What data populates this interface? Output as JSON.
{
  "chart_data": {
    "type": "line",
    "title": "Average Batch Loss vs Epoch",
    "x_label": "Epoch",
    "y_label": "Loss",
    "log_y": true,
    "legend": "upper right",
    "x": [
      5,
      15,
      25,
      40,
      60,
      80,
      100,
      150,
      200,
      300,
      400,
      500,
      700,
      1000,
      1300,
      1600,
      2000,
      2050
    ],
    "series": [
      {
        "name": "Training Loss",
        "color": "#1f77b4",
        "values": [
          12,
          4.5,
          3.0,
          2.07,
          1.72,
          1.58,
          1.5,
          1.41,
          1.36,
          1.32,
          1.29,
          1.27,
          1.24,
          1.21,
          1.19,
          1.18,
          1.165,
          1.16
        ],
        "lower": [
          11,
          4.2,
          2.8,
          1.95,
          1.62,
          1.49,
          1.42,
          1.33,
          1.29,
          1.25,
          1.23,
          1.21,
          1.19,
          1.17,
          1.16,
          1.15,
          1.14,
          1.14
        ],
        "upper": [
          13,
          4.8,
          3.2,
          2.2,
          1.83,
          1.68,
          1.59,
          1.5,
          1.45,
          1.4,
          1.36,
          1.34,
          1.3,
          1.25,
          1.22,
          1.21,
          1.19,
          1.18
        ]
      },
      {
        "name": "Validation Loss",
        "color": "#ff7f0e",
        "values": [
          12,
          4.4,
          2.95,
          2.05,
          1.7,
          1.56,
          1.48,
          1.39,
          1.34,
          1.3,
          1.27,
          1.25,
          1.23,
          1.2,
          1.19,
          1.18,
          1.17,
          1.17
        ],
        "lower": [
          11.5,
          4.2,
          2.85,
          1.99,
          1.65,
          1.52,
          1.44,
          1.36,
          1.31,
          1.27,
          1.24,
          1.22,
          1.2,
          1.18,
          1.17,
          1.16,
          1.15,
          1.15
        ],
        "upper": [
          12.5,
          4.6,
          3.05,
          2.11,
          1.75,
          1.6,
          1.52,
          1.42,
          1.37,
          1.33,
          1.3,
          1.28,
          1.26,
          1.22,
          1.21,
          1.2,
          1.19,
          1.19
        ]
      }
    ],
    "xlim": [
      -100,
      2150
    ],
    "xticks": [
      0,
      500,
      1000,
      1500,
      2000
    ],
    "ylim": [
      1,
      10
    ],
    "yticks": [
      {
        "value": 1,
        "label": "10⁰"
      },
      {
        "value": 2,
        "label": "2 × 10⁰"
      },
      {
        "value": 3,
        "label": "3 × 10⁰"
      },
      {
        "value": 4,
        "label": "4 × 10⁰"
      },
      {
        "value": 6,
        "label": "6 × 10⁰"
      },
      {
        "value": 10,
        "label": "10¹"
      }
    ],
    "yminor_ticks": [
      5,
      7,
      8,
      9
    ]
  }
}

WRITTEN INSTRUCTION
Each line of the listing above should be output exactly.

SOLUTION FOR THIS TASK
What data populates this interface? Output as JSON.
{
  "chart_data": {
    "type": "line",
    "title": "Average Batch Loss vs Epoch",
    "x_label": "Epoch",
    "y_label": "Loss",
    "log_y": true,
    "legend": "upper right",
    "x": [
      5,
      15,
      25,
      40,
      60,
      80,
      100,
      150,
      200,
      300,
      400,
      500,
      700,
      1000,
      1300,
      1600,
      2000,
      2050
    ],
    "series": [
      {
        "name": "Training Loss",
        "color": "#1f77b4",
        "values": [
          12,
          4.5,
          3.0,
          2.07,
          1.72,
          1.58,
          1.5,
          1.41,
          1.36,
          1.32,
          1.29,
          1.27,
          1.24,
          1.21,
          1.19,
          1.18,
          1.165,
          1.16
        ],
        "lower": [
          11,
          4.2,
          2.8,
          1.95,
          1.62,
          1.49,
          1.42,
          1.33,
          1.29,
          1.25,
          1.23,
          1.21,
          1.19,
          1.17,
          1.16,
          1.15,
          1.14,
          1.14
        ],
        "upper": [
          13,
          4.8,
          3.2,
          2.2,
          1.83,
          1.68,
          1.59,
          1.5,
          1.45,
          1.4,
          1.36,
          1.34,
          1.3,
          1.25,
          1.22,
          1.21,
          1.19,
          1.18
        ]
      },
      {
        "name": "Validation Loss",
        "color": "#ff7f0e",
        "values": [
          12,
          4.4,
          2.95,
          2.05,
          1.7,
          1.56,
          1.48,
          1.39,
          1.34,
          1.3,
          1.27,
          1.25,
          1.23,
          1.2,
          1.19,
          1.18,
          1.17,
          1.17
        ],
        "lower": [
          11.5,
          4.2,
          2.85,
          1.99,
          1.65,
          1.52,
          1.44,
          1.36,
          1.31,
          1.27,
          1.24,
          1.22,
          1.2,
          1.18,
          1.17,
          1.16,
          1.15,
          1.15
        ],
        "upper": [
          12.5,
          4.6,
          3.05,
          2.11,
          1.75,
          1.6,
          1.52,
          1.42,
          1.37,
          1.33,
          1.3,
          1.28,
          1.26,
          1.22,
          1.21,
          1.2,
          1.19,
          1.19
        ]
      }
    ],
    "xlim": [
      -100,
      2150
    ],
    "xticks": [
      0,
      500,
      1000,
      1500,
      2000
    ],
    "ylim": [
      1,
      10
    ],
    "yticks": [
      {
        "value": 1,
        "label": "10⁰"
      },
      {
        "value": 2,
        "label": "2 × 10⁰"
      },
      {
        "value": 3,
        "label": "3 × 10⁰"
      },
      {
        "value": 4,
        "label": "4 × 10⁰"
      },
      {
        "value": 6,
        "label": "6 × 10⁰"
      },
      {
        "value": 10,
        "label": "10¹"
      }
    ],
    "yminor_ticks": [
      5,
      7,
      8,
      9
    ]
  }
}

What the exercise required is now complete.